>> BEGIN Data for this exercise

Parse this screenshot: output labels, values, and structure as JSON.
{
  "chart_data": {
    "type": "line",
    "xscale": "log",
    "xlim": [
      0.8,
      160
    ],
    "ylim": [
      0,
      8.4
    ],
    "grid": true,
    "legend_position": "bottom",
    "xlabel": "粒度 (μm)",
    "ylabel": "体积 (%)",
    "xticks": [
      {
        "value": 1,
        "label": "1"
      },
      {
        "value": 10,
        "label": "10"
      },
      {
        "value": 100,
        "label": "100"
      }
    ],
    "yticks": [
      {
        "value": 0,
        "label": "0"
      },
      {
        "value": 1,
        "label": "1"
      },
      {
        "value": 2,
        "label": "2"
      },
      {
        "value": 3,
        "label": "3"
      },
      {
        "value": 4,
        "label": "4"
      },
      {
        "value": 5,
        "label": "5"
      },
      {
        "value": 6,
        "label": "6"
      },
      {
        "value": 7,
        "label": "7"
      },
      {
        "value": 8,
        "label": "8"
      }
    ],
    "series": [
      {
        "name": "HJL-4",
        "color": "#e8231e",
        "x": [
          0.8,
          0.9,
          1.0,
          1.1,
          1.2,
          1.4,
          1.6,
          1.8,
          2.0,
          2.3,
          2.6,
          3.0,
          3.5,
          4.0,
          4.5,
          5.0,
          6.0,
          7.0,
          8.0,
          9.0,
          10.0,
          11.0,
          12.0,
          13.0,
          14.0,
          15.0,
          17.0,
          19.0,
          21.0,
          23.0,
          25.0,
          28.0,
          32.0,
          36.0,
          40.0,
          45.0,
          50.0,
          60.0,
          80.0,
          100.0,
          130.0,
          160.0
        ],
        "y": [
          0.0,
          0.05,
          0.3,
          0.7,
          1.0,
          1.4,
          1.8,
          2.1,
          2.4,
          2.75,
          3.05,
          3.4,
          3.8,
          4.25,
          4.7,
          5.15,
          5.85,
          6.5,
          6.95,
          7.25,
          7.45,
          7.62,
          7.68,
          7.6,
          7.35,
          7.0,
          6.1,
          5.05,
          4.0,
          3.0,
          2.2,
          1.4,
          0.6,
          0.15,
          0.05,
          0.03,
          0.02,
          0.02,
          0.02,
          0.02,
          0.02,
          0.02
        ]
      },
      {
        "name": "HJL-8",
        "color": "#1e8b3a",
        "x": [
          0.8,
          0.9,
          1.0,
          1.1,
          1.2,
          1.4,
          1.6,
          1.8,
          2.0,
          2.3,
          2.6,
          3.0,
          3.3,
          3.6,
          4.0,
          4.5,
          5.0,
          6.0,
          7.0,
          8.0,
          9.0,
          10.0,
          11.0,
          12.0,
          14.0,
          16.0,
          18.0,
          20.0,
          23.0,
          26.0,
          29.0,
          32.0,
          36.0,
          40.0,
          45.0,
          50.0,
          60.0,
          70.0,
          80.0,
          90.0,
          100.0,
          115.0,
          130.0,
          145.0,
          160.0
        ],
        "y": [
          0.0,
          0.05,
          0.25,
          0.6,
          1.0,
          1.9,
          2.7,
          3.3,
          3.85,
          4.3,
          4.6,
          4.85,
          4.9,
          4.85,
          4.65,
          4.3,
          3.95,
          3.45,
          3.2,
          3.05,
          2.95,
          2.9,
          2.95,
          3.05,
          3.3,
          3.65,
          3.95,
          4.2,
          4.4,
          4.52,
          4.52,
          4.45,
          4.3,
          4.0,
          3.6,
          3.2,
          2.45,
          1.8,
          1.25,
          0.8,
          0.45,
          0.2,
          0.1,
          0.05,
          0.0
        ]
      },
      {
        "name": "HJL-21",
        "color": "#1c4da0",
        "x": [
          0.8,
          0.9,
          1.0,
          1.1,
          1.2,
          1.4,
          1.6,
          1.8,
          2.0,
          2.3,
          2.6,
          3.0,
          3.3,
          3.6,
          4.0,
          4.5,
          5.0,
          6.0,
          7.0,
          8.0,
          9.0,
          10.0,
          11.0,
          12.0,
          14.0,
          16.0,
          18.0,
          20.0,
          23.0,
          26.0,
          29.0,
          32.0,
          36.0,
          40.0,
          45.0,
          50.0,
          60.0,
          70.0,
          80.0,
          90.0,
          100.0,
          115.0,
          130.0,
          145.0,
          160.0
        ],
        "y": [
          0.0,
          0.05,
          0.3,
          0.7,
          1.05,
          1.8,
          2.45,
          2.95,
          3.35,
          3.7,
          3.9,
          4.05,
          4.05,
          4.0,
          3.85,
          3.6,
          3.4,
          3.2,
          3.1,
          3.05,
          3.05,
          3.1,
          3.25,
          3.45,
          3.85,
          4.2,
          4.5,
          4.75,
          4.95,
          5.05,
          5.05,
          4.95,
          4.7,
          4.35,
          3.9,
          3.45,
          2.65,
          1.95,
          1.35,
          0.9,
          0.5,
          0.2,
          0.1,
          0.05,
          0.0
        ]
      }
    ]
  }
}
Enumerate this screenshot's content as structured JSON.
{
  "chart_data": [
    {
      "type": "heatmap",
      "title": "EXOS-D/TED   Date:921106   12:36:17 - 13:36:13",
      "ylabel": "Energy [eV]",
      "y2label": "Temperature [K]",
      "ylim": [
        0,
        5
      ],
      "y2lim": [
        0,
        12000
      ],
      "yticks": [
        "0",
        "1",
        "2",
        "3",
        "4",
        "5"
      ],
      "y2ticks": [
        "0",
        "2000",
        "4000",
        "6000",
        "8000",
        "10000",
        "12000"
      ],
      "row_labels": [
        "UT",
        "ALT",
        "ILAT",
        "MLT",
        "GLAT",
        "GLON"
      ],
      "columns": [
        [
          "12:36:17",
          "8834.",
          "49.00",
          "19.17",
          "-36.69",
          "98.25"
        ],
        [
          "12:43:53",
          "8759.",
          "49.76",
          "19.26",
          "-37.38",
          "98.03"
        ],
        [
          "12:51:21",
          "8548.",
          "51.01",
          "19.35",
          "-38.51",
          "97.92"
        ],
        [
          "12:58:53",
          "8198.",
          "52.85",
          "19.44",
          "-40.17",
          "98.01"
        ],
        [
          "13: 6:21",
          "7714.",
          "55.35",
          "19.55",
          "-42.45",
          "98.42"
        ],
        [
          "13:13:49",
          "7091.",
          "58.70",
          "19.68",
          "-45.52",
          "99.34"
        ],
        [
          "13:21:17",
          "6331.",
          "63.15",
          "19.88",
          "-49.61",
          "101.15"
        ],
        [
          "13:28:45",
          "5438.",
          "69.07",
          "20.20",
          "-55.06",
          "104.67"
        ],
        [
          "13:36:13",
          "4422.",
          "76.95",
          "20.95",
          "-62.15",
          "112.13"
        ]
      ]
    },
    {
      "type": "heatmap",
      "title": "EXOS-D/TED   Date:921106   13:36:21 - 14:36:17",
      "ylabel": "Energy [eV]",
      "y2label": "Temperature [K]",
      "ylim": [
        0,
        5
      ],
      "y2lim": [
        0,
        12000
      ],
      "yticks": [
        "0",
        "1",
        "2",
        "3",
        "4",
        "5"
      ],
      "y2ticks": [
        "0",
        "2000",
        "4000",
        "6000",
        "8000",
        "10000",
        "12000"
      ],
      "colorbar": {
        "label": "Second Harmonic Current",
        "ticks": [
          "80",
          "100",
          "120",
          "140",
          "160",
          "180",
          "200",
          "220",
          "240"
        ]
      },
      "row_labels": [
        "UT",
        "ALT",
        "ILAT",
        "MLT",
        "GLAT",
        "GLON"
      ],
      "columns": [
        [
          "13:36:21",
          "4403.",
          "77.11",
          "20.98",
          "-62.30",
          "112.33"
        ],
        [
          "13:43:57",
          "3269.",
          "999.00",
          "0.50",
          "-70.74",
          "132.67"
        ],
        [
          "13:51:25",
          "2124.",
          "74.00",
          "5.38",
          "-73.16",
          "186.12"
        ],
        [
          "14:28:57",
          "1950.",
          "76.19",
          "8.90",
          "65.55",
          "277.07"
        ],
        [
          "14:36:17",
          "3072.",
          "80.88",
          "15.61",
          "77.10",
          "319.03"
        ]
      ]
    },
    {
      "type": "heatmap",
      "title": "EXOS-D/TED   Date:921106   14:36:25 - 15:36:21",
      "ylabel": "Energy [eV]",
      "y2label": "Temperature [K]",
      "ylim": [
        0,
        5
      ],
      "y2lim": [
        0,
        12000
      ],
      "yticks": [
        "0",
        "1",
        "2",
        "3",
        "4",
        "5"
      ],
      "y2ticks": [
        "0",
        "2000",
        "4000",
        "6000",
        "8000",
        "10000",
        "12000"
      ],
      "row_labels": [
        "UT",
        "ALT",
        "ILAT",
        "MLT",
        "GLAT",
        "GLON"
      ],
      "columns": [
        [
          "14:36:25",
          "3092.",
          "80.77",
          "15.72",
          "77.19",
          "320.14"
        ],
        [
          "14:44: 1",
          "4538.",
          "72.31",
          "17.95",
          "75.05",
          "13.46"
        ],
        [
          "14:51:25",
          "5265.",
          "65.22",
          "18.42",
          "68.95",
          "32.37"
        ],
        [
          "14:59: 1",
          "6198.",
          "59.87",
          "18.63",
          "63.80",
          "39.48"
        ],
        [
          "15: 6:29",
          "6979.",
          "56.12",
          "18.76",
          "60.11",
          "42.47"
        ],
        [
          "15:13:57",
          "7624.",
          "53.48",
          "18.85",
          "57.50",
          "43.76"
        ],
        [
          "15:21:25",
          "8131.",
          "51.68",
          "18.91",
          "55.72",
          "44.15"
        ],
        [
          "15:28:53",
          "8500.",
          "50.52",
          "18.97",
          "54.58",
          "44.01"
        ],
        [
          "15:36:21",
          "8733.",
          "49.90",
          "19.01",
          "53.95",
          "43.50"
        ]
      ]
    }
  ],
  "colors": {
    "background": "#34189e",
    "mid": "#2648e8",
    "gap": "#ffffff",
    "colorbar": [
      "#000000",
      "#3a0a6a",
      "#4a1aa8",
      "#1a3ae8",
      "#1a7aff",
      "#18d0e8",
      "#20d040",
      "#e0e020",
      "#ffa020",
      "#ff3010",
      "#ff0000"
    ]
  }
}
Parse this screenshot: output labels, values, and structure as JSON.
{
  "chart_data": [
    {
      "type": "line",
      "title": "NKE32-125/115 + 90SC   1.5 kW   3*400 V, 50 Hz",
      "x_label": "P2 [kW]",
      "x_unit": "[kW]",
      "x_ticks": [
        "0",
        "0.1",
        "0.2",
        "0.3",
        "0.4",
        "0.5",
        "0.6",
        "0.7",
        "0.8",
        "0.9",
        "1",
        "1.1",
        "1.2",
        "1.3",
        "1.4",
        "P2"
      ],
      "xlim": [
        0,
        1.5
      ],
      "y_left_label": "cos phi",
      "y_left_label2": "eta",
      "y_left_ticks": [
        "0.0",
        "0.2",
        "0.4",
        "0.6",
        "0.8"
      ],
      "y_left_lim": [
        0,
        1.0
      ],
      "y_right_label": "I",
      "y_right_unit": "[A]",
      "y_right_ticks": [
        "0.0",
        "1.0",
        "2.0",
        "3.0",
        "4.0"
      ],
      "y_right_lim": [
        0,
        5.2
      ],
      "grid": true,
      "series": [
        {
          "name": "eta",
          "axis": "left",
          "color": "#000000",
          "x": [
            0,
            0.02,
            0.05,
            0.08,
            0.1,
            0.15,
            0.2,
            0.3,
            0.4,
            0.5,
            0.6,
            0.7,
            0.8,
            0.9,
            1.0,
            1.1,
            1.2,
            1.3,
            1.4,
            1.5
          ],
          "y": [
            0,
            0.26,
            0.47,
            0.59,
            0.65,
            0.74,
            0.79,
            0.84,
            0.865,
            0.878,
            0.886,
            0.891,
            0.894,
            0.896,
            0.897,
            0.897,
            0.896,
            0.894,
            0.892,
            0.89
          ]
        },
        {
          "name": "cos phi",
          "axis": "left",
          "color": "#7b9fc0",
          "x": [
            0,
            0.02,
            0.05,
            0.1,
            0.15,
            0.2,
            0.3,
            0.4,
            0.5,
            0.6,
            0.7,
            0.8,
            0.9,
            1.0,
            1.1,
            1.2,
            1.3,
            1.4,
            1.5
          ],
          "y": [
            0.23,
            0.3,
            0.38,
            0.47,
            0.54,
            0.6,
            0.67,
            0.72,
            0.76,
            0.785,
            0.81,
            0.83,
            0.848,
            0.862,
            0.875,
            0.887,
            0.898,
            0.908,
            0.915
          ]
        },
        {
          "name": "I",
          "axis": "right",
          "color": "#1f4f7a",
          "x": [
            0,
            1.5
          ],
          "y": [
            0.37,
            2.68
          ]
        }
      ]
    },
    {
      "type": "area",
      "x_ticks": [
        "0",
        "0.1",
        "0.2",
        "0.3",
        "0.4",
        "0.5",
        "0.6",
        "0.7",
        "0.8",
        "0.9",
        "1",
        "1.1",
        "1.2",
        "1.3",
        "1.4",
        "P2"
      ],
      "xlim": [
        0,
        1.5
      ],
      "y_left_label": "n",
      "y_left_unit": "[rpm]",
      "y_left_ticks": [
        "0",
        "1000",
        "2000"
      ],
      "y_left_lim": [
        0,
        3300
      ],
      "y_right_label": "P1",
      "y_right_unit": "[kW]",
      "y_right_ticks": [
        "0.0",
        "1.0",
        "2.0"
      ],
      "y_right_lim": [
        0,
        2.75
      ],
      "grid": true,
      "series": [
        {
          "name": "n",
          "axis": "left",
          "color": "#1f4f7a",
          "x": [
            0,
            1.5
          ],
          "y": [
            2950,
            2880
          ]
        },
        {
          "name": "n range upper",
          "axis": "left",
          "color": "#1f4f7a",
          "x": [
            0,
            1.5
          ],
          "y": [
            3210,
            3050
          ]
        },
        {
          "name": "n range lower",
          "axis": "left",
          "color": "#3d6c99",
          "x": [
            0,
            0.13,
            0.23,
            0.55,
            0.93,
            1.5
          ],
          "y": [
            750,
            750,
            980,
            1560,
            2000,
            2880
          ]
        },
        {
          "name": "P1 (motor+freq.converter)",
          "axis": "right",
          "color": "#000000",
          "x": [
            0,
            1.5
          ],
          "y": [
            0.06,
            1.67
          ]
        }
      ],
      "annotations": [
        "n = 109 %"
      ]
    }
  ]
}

>> END Data for this exercise

Pick out and copy the lines of the material that include the word "name".

        "name": "HJL-4",
        "name": "HJL-8",
        "name": "HJL-21",
          "name": "eta",
          "name": "cos phi",
          "name": "I",
          "name": "n",
          "name": "n range upper",
          "name": "n range lower",
          "name": "P1 (motor+freq.converter)",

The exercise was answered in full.